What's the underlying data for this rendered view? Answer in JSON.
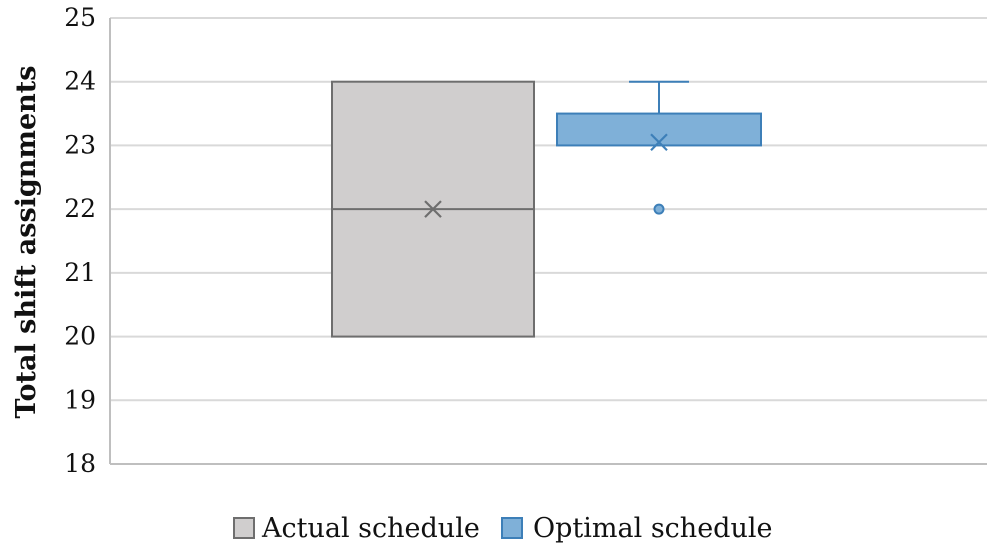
{
  "chart_data": {
    "type": "box",
    "ylabel": "Total shift assignments",
    "ylim": [
      18,
      25
    ],
    "yticks": [
      "18",
      "19",
      "20",
      "21",
      "22",
      "23",
      "24",
      "25"
    ],
    "grid": true,
    "legend_position": "bottom",
    "series": [
      {
        "name": "Actual schedule",
        "color": "#d0cece",
        "stroke": "#6e6e6e",
        "min": 20,
        "q1": 20,
        "median": 22,
        "q3": 24,
        "max": 24,
        "mean": 22,
        "outliers": []
      },
      {
        "name": "Optimal schedule",
        "color": "#7fb0d8",
        "stroke": "#3d7fb8",
        "min": 23,
        "q1": 23,
        "median": 23,
        "q3": 23.5,
        "max": 24,
        "mean": 23.05,
        "outliers": [
          22
        ]
      }
    ]
  }
}
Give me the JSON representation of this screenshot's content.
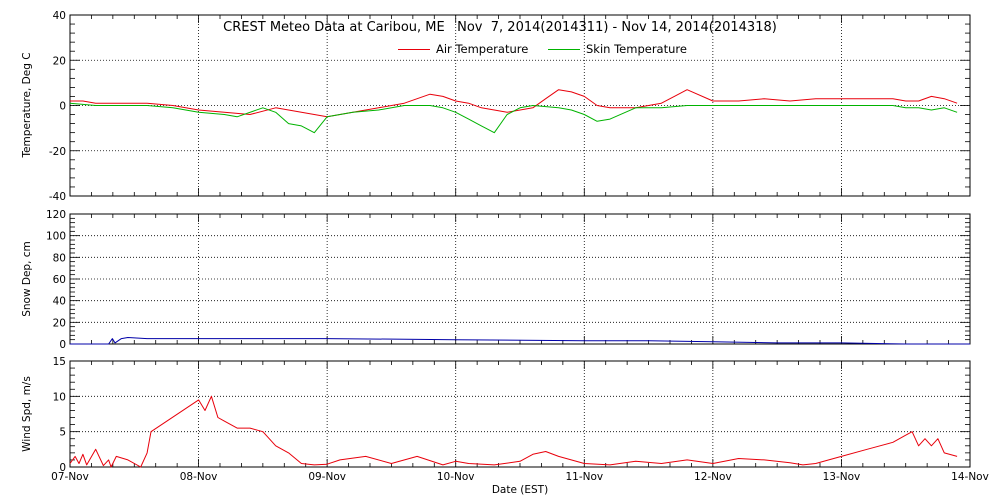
{
  "title": "CREST Meteo Data at Caribou, ME   Nov  7, 2014(2014311) - Nov 14, 2014(2014318)",
  "xlabel": "Date (EST)",
  "x_ticks": [
    "07-Nov",
    "08-Nov",
    "09-Nov",
    "10-Nov",
    "11-Nov",
    "12-Nov",
    "13-Nov",
    "14-Nov"
  ],
  "colors": {
    "air": "#e8000b",
    "skin": "#00b300",
    "snow": "#0000a8",
    "wind": "#e8000b"
  },
  "chart_data": [
    {
      "type": "line",
      "ylabel": "Temperature, Deg C",
      "xlim": [
        0,
        7
      ],
      "ylim": [
        -40,
        40
      ],
      "y_ticks": [
        "-40",
        "-20",
        "0",
        "20",
        "40"
      ],
      "y_tick_values": [
        -40,
        -20,
        0,
        20,
        40
      ],
      "legend": "top-center",
      "grid": true,
      "series": [
        {
          "name": "Air Temperature",
          "color": "#e8000b",
          "x": [
            0,
            0.1,
            0.2,
            0.4,
            0.6,
            0.8,
            1.0,
            1.2,
            1.4,
            1.6,
            1.8,
            2.0,
            2.2,
            2.4,
            2.6,
            2.8,
            2.9,
            3.0,
            3.1,
            3.2,
            3.4,
            3.6,
            3.7,
            3.8,
            3.9,
            4.0,
            4.1,
            4.2,
            4.4,
            4.6,
            4.7,
            4.8,
            5.0,
            5.2,
            5.4,
            5.6,
            5.8,
            6.0,
            6.2,
            6.4,
            6.5,
            6.6,
            6.7,
            6.8,
            6.9
          ],
          "y": [
            2,
            2,
            1,
            1,
            1,
            0,
            -2,
            -3,
            -4,
            -1,
            -3,
            -5,
            -3,
            -1,
            1,
            5,
            4,
            2,
            1,
            -1,
            -3,
            -1,
            3,
            7,
            6,
            4,
            0,
            -1,
            -1,
            1,
            4,
            7,
            2,
            2,
            3,
            2,
            3,
            3,
            3,
            3,
            2,
            2,
            4,
            3,
            1
          ]
        },
        {
          "name": "Skin Temperature",
          "color": "#00b300",
          "x": [
            0,
            0.2,
            0.4,
            0.6,
            0.8,
            1.0,
            1.2,
            1.3,
            1.5,
            1.6,
            1.7,
            1.8,
            1.9,
            2.0,
            2.2,
            2.4,
            2.6,
            2.8,
            2.9,
            3.0,
            3.1,
            3.2,
            3.3,
            3.4,
            3.5,
            3.6,
            3.8,
            3.9,
            4.0,
            4.1,
            4.2,
            4.4,
            4.6,
            4.8,
            5.0,
            5.5,
            6.0,
            6.4,
            6.5,
            6.6,
            6.7,
            6.8,
            6.9
          ],
          "y": [
            1,
            0,
            0,
            0,
            -1,
            -3,
            -4,
            -5,
            -1,
            -3,
            -8,
            -9,
            -12,
            -5,
            -3,
            -2,
            0,
            0,
            -1,
            -3,
            -6,
            -9,
            -12,
            -4,
            -1,
            0,
            -1,
            -2,
            -4,
            -7,
            -6,
            -1,
            -1,
            0,
            0,
            0,
            0,
            0,
            -1,
            -1,
            -2,
            -1,
            -3
          ]
        }
      ]
    },
    {
      "type": "line",
      "ylabel": "Snow Dep, cm",
      "xlim": [
        0,
        7
      ],
      "ylim": [
        0,
        120
      ],
      "y_ticks": [
        "0",
        "20",
        "40",
        "60",
        "80",
        "100",
        "120"
      ],
      "y_tick_values": [
        0,
        20,
        40,
        60,
        80,
        100,
        120
      ],
      "grid": true,
      "series": [
        {
          "name": "Snow Depth",
          "color": "#0000a8",
          "x": [
            0,
            0.3,
            0.33,
            0.35,
            0.4,
            0.45,
            0.6,
            1.0,
            2.0,
            3.0,
            4.0,
            4.5,
            5.0,
            5.5,
            6.0,
            6.5,
            7.0
          ],
          "y": [
            0,
            0,
            5,
            1,
            5,
            6,
            5,
            5,
            5,
            4,
            3,
            3,
            2,
            1,
            1,
            0,
            0
          ]
        }
      ]
    },
    {
      "type": "line",
      "ylabel": "Wind Spd, m/s",
      "xlim": [
        0,
        7
      ],
      "ylim": [
        0,
        15
      ],
      "y_ticks": [
        "0",
        "5",
        "10",
        "15"
      ],
      "y_tick_values": [
        0,
        5,
        10,
        15
      ],
      "grid": true,
      "series": [
        {
          "name": "Wind Speed",
          "color": "#e8000b",
          "x": [
            0,
            0.04,
            0.07,
            0.1,
            0.13,
            0.2,
            0.26,
            0.3,
            0.32,
            0.36,
            0.45,
            0.55,
            0.6,
            0.63,
            1.0,
            1.05,
            1.1,
            1.15,
            1.2,
            1.3,
            1.4,
            1.5,
            1.6,
            1.7,
            1.8,
            1.9,
            2.0,
            2.1,
            2.3,
            2.5,
            2.7,
            2.9,
            3.0,
            3.1,
            3.3,
            3.5,
            3.6,
            3.7,
            3.8,
            4.0,
            4.2,
            4.4,
            4.6,
            4.8,
            5.0,
            5.2,
            5.4,
            5.6,
            5.7,
            5.8,
            6.0,
            6.2,
            6.4,
            6.5,
            6.55,
            6.6,
            6.65,
            6.7,
            6.75,
            6.8,
            6.9
          ],
          "y": [
            0.5,
            1.5,
            0.5,
            1.8,
            0.3,
            2.5,
            0.2,
            1,
            0,
            1.5,
            1,
            0,
            2,
            5,
            9.5,
            8,
            10,
            7,
            6.5,
            5.5,
            5.5,
            5,
            3,
            2,
            0.5,
            0.3,
            0.4,
            1,
            1.5,
            0.5,
            1.5,
            0.3,
            0.8,
            0.5,
            0.3,
            0.8,
            1.8,
            2.2,
            1.5,
            0.5,
            0.3,
            0.8,
            0.5,
            1,
            0.5,
            1.2,
            1,
            0.6,
            0.3,
            0.5,
            1.5,
            2.5,
            3.5,
            4.5,
            5,
            3,
            4,
            3,
            4,
            2,
            1.5
          ]
        }
      ]
    }
  ]
}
......
■ **WHAT THE TASK REQUIRES**:
In your copy, leave out the pictures and reproduce the material above exactly.

■ **SOLUTION FOR THIS TASK**:
What's the underlying data for this rendered view? Answer in JSON.
{
  "chart_data": {
    "type": "box",
    "ylabel": "Total shift assignments",
    "ylim": [
      18,
      25
    ],
    "yticks": [
      "18",
      "19",
      "20",
      "21",
      "22",
      "23",
      "24",
      "25"
    ],
    "grid": true,
    "legend_position": "bottom",
    "series": [
      {
        "name": "Actual schedule",
        "color": "#d0cece",
        "stroke": "#6e6e6e",
        "min": 20,
        "q1": 20,
        "median": 22,
        "q3": 24,
        "max": 24,
        "mean": 22,
        "outliers": []
      },
      {
        "name": "Optimal schedule",
        "color": "#7fb0d8",
        "stroke": "#3d7fb8",
        "min": 23,
        "q1": 23,
        "median": 23,
        "q3": 23.5,
        "max": 24,
        "mean": 23.05,
        "outliers": [
          22
        ]
      }
    ]
  }
}
Give me the JSON representation of this screenshot's content.
{
  "title": "CREST Meteo Data at Caribou, ME   Nov  7, 2014(2014311) - Nov 14, 2014(2014318)",
  "xlabel": "Date (EST)",
  "x_ticks": [
    "07-Nov",
    "08-Nov",
    "09-Nov",
    "10-Nov",
    "11-Nov",
    "12-Nov",
    "13-Nov",
    "14-Nov"
  ],
  "colors": {
    "air": "#e8000b",
    "skin": "#00b300",
    "snow": "#0000a8",
    "wind": "#e8000b"
  },
  "chart_data": [
    {
      "type": "line",
      "ylabel": "Temperature, Deg C",
      "xlim": [
        0,
        7
      ],
      "ylim": [
        -40,
        40
      ],
      "y_ticks": [
        "-40",
        "-20",
        "0",
        "20",
        "40"
      ],
      "y_tick_values": [
        -40,
        -20,
        0,
        20,
        40
      ],
      "legend": "top-center",
      "grid": true,
      "series": [
        {
          "name": "Air Temperature",
          "color": "#e8000b",
          "x": [
            0,
            0.1,
            0.2,
            0.4,
            0.6,
            0.8,
            1.0,
            1.2,
            1.4,
            1.6,
            1.8,
            2.0,
            2.2,
            2.4,
            2.6,
            2.8,
            2.9,
            3.0,
            3.1,
            3.2,
            3.4,
            3.6,
            3.7,
            3.8,
            3.9,
            4.0,
            4.1,
            4.2,
            4.4,
            4.6,
            4.7,
            4.8,
            5.0,
            5.2,
            5.4,
            5.6,
            5.8,
            6.0,
            6.2,
            6.4,
            6.5,
            6.6,
            6.7,
            6.8,
            6.9
          ],
          "y": [
            2,
            2,
            1,
            1,
            1,
            0,
            -2,
            -3,
            -4,
            -1,
            -3,
            -5,
            -3,
            -1,
            1,
            5,
            4,
            2,
            1,
            -1,
            -3,
            -1,
            3,
            7,
            6,
            4,
            0,
            -1,
            -1,
            1,
            4,
            7,
            2,
            2,
            3,
            2,
            3,
            3,
            3,
            3,
            2,
            2,
            4,
            3,
            1
          ]
        },
        {
          "name": "Skin Temperature",
          "color": "#00b300",
          "x": [
            0,
            0.2,
            0.4,
            0.6,
            0.8,
            1.0,
            1.2,
            1.3,
            1.5,
            1.6,
            1.7,
            1.8,
            1.9,
            2.0,
            2.2,
            2.4,
            2.6,
            2.8,
            2.9,
            3.0,
            3.1,
            3.2,
            3.3,
            3.4,
            3.5,
            3.6,
            3.8,
            3.9,
            4.0,
            4.1,
            4.2,
            4.4,
            4.6,
            4.8,
            5.0,
            5.5,
            6.0,
            6.4,
            6.5,
            6.6,
            6.7,
            6.8,
            6.9
          ],
          "y": [
            1,
            0,
            0,
            0,
            -1,
            -3,
            -4,
            -5,
            -1,
            -3,
            -8,
            -9,
            -12,
            -5,
            -3,
            -2,
            0,
            0,
            -1,
            -3,
            -6,
            -9,
            -12,
            -4,
            -1,
            0,
            -1,
            -2,
            -4,
            -7,
            -6,
            -1,
            -1,
            0,
            0,
            0,
            0,
            0,
            -1,
            -1,
            -2,
            -1,
            -3
          ]
        }
      ]
    },
    {
      "type": "line",
      "ylabel": "Snow Dep, cm",
      "xlim": [
        0,
        7
      ],
      "ylim": [
        0,
        120
      ],
      "y_ticks": [
        "0",
        "20",
        "40",
        "60",
        "80",
        "100",
        "120"
      ],
      "y_tick_values": [
        0,
        20,
        40,
        60,
        80,
        100,
        120
      ],
      "grid": true,
      "series": [
        {
          "name": "Snow Depth",
          "color": "#0000a8",
          "x": [
            0,
            0.3,
            0.33,
            0.35,
            0.4,
            0.45,
            0.6,
            1.0,
            2.0,
            3.0,
            4.0,
            4.5,
            5.0,
            5.5,
            6.0,
            6.5,
            7.0
          ],
          "y": [
            0,
            0,
            5,
            1,
            5,
            6,
            5,
            5,
            5,
            4,
            3,
            3,
            2,
            1,
            1,
            0,
            0
          ]
        }
      ]
    },
    {
      "type": "line",
      "ylabel": "Wind Spd, m/s",
      "xlim": [
        0,
        7
      ],
      "ylim": [
        0,
        15
      ],
      "y_ticks": [
        "0",
        "5",
        "10",
        "15"
      ],
      "y_tick_values": [
        0,
        5,
        10,
        15
      ],
      "grid": true,
      "series": [
        {
          "name": "Wind Speed",
          "color": "#e8000b",
          "x": [
            0,
            0.04,
            0.07,
            0.1,
            0.13,
            0.2,
            0.26,
            0.3,
            0.32,
            0.36,
            0.45,
            0.55,
            0.6,
            0.63,
            1.0,
            1.05,
            1.1,
            1.15,
            1.2,
            1.3,
            1.4,
            1.5,
            1.6,
            1.7,
            1.8,
            1.9,
            2.0,
            2.1,
            2.3,
            2.5,
            2.7,
            2.9,
            3.0,
            3.1,
            3.3,
            3.5,
            3.6,
            3.7,
            3.8,
            4.0,
            4.2,
            4.4,
            4.6,
            4.8,
            5.0,
            5.2,
            5.4,
            5.6,
            5.7,
            5.8,
            6.0,
            6.2,
            6.4,
            6.5,
            6.55,
            6.6,
            6.65,
            6.7,
            6.75,
            6.8,
            6.9
          ],
          "y": [
            0.5,
            1.5,
            0.5,
            1.8,
            0.3,
            2.5,
            0.2,
            1,
            0,
            1.5,
            1,
            0,
            2,
            5,
            9.5,
            8,
            10,
            7,
            6.5,
            5.5,
            5.5,
            5,
            3,
            2,
            0.5,
            0.3,
            0.4,
            1,
            1.5,
            0.5,
            1.5,
            0.3,
            0.8,
            0.5,
            0.3,
            0.8,
            1.8,
            2.2,
            1.5,
            0.5,
            0.3,
            0.8,
            0.5,
            1,
            0.5,
            1.2,
            1,
            0.6,
            0.3,
            0.5,
            1.5,
            2.5,
            3.5,
            4.5,
            5,
            3,
            4,
            3,
            4,
            2,
            1.5
          ]
        }
      ]
    }
  ]
}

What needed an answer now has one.